• [To do]
Transcribe all of the material below word for word and leave out its pictures.

........

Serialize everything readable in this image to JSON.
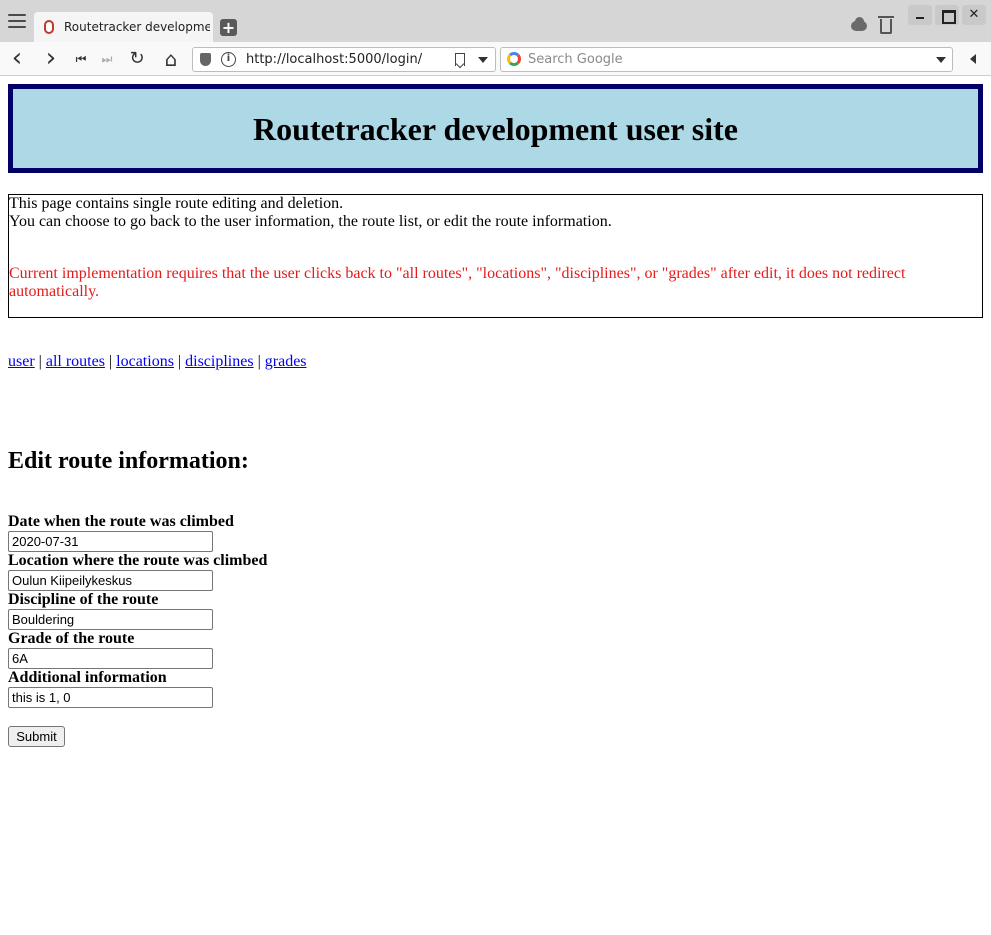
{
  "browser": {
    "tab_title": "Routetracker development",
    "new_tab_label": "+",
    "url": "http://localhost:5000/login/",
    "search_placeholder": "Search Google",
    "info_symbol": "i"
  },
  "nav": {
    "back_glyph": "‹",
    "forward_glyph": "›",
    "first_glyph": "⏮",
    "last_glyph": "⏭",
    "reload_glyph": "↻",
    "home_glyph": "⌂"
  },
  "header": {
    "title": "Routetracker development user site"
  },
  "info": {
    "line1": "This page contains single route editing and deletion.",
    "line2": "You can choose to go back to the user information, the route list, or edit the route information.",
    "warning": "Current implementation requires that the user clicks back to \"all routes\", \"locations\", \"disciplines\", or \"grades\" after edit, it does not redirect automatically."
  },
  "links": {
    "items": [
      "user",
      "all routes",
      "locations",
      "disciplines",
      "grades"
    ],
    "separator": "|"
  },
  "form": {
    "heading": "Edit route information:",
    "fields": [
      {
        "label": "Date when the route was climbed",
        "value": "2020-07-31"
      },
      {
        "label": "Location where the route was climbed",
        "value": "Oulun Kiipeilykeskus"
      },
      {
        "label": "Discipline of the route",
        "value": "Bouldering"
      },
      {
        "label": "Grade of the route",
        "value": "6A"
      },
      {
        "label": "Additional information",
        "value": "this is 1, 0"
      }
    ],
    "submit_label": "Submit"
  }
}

........

• [Final result]
Serialize everything readable in this image to JSON.
{
  "browser": {
    "tab_title": "Routetracker development",
    "new_tab_label": "+",
    "url": "http://localhost:5000/login/",
    "search_placeholder": "Search Google",
    "info_symbol": "i"
  },
  "nav": {
    "back_glyph": "‹",
    "forward_glyph": "›",
    "first_glyph": "⏮",
    "last_glyph": "⏭",
    "reload_glyph": "↻",
    "home_glyph": "⌂"
  },
  "header": {
    "title": "Routetracker development user site"
  },
  "info": {
    "line1": "This page contains single route editing and deletion.",
    "line2": "You can choose to go back to the user information, the route list, or edit the route information.",
    "warning": "Current implementation requires that the user clicks back to \"all routes\", \"locations\", \"disciplines\", or \"grades\" after edit, it does not redirect automatically."
  },
  "links": {
    "items": [
      "user",
      "all routes",
      "locations",
      "disciplines",
      "grades"
    ],
    "separator": "|"
  },
  "form": {
    "heading": "Edit route information:",
    "fields": [
      {
        "label": "Date when the route was climbed",
        "value": "2020-07-31"
      },
      {
        "label": "Location where the route was climbed",
        "value": "Oulun Kiipeilykeskus"
      },
      {
        "label": "Discipline of the route",
        "value": "Bouldering"
      },
      {
        "label": "Grade of the route",
        "value": "6A"
      },
      {
        "label": "Additional information",
        "value": "this is 1, 0"
      }
    ],
    "submit_label": "Submit"
  }
}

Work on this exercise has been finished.